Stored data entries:
::::::::::
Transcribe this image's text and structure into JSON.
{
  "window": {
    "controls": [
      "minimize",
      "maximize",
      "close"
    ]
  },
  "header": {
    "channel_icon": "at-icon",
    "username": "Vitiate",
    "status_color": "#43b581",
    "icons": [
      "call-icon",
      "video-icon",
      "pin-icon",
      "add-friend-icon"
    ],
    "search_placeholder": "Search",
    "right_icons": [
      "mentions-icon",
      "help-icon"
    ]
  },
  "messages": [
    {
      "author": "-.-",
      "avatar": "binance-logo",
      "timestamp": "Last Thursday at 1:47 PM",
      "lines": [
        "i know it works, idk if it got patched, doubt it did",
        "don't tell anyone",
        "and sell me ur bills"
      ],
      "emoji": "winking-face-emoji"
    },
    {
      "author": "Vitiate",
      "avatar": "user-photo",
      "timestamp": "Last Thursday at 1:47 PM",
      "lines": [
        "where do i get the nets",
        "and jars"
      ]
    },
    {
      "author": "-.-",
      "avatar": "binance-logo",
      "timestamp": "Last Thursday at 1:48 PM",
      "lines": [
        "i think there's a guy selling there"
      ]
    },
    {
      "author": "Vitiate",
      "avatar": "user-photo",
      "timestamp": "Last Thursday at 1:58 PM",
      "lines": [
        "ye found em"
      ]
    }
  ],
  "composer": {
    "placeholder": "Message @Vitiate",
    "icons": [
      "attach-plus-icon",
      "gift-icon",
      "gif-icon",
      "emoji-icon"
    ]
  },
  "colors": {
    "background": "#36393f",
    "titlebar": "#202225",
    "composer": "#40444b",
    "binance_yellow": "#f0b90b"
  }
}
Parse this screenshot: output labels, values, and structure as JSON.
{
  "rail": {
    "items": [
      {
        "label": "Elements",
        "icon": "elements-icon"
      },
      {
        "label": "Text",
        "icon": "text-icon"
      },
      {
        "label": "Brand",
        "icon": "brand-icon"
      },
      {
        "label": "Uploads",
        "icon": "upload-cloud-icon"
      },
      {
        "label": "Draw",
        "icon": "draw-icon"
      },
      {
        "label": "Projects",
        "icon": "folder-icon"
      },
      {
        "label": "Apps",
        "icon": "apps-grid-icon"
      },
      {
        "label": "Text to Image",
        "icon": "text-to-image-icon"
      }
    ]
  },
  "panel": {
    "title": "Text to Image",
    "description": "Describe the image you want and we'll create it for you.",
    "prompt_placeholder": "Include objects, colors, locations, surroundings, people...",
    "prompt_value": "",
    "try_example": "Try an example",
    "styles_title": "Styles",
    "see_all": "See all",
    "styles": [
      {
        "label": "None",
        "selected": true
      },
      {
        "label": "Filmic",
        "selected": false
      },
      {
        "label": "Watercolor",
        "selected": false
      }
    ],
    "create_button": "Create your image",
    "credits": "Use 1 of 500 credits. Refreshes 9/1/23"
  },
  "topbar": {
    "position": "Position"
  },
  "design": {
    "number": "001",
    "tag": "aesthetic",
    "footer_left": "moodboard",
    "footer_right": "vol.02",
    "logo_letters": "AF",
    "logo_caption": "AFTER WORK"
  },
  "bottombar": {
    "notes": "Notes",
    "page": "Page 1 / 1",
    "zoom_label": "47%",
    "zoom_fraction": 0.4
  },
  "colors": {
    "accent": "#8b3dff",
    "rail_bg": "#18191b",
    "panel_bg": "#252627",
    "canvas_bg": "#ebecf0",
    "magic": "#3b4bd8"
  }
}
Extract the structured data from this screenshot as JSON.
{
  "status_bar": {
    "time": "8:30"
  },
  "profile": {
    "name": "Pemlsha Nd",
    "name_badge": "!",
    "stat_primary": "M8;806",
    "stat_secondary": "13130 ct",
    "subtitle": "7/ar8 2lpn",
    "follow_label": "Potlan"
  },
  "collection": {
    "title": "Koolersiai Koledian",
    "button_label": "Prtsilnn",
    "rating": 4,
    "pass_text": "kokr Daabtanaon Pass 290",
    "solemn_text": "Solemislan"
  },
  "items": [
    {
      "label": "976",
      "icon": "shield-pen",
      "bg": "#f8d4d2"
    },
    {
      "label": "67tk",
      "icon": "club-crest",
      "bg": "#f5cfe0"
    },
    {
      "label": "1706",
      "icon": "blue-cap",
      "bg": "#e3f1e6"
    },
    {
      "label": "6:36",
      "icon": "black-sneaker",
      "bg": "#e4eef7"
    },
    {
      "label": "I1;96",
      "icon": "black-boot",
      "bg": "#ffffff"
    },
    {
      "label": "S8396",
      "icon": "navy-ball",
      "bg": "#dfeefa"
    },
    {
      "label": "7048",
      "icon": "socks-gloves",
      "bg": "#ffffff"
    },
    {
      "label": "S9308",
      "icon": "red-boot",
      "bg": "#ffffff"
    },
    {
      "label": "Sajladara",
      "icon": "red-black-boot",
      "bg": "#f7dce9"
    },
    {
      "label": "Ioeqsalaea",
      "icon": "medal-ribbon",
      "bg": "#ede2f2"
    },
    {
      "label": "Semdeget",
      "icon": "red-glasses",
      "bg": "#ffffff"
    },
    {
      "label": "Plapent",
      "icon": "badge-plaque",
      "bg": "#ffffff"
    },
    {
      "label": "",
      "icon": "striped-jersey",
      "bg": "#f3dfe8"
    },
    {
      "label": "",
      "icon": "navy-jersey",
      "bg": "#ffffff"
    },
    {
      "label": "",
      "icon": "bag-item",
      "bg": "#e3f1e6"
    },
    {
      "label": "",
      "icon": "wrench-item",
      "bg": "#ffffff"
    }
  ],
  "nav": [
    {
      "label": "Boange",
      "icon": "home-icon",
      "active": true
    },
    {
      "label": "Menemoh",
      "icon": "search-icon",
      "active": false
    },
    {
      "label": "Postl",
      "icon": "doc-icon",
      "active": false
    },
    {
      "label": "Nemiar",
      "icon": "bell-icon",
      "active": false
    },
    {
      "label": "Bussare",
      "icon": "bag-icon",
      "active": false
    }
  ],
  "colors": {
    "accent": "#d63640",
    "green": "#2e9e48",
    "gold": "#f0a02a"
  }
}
::::::::::
Scan the lines for the string "black". Pick out every line that has it.

      "icon": "black-sneaker",
      "icon": "black-boot",
      "icon": "red-black-boot",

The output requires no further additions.